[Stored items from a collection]
****

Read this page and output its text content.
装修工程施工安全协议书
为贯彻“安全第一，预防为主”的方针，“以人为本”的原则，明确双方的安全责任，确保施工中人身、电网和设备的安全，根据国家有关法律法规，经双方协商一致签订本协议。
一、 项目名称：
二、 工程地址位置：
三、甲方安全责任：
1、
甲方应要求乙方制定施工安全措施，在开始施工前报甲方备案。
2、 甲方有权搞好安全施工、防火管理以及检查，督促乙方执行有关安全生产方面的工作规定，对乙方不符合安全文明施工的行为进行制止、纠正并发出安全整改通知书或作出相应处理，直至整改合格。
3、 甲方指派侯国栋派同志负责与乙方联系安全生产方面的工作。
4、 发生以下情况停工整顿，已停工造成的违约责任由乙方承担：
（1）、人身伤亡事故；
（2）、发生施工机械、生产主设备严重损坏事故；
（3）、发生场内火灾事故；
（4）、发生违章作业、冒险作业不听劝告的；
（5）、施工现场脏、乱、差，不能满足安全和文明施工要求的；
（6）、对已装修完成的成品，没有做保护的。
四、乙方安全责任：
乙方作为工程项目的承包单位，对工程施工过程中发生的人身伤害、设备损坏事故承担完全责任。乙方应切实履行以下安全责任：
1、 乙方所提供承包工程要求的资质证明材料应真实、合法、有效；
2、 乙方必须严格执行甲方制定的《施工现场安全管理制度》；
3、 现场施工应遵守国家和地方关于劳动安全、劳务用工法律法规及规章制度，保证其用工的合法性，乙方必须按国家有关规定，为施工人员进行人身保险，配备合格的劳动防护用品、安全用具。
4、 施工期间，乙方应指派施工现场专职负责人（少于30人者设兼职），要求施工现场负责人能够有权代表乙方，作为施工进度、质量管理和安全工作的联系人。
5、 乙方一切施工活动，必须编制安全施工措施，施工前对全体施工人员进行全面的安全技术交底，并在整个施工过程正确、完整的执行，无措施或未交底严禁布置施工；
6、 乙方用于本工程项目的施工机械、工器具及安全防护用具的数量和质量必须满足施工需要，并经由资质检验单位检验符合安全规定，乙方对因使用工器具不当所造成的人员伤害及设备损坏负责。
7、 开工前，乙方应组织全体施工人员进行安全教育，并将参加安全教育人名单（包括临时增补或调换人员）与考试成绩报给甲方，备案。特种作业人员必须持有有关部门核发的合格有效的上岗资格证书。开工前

****

• **EXERCISE DIRECTIONS**
Transcribe the entire listing above precisely.

• **OUTPUT**
Read this page and output its text content.
装修工程施工安全协议书
为贯彻“安全第一，预防为主”的方针，“以人为本”的原则，明确双方的安全责任，确保施工中人身、电网和设备的安全，根据国家有关法律法规，经双方协商一致签订本协议。
一、 项目名称：
二、 工程地址位置：
三、甲方安全责任：
1、
甲方应要求乙方制定施工安全措施，在开始施工前报甲方备案。
2、 甲方有权搞好安全施工、防火管理以及检查，督促乙方执行有关安全生产方面的工作规定，对乙方不符合安全文明施工的行为进行制止、纠正并发出安全整改通知书或作出相应处理，直至整改合格。
3、 甲方指派侯国栋派同志负责与乙方联系安全生产方面的工作。
4、 发生以下情况停工整顿，已停工造成的违约责任由乙方承担：
（1）、人身伤亡事故；
（2）、发生施工机械、生产主设备严重损坏事故；
（3）、发生场内火灾事故；
（4）、发生违章作业、冒险作业不听劝告的；
（5）、施工现场脏、乱、差，不能满足安全和文明施工要求的；
（6）、对已装修完成的成品，没有做保护的。
四、乙方安全责任：
乙方作为工程项目的承包单位，对工程施工过程中发生的人身伤害、设备损坏事故承担完全责任。乙方应切实履行以下安全责任：
1、 乙方所提供承包工程要求的资质证明材料应真实、合法、有效；
2、 乙方必须严格执行甲方制定的《施工现场安全管理制度》；
3、 现场施工应遵守国家和地方关于劳动安全、劳务用工法律法规及规章制度，保证其用工的合法性，乙方必须按国家有关规定，为施工人员进行人身保险，配备合格的劳动防护用品、安全用具。
4、 施工期间，乙方应指派施工现场专职负责人（少于30人者设兼职），要求施工现场负责人能够有权代表乙方，作为施工进度、质量管理和安全工作的联系人。
5、 乙方一切施工活动，必须编制安全施工措施，施工前对全体施工人员进行全面的安全技术交底，并在整个施工过程正确、完整的执行，无措施或未交底严禁布置施工；
6、 乙方用于本工程项目的施工机械、工器具及安全防护用具的数量和质量必须满足施工需要，并经由资质检验单位检验符合安全规定，乙方对因使用工器具不当所造成的人员伤害及设备损坏负责。
7、 开工前，乙方应组织全体施工人员进行安全教育，并将参加安全教育人名单（包括临时增补或调换人员）与考试成绩报给甲方，备案。特种作业人员必须持有有关部门核发的合格有效的上岗资格证书。开工前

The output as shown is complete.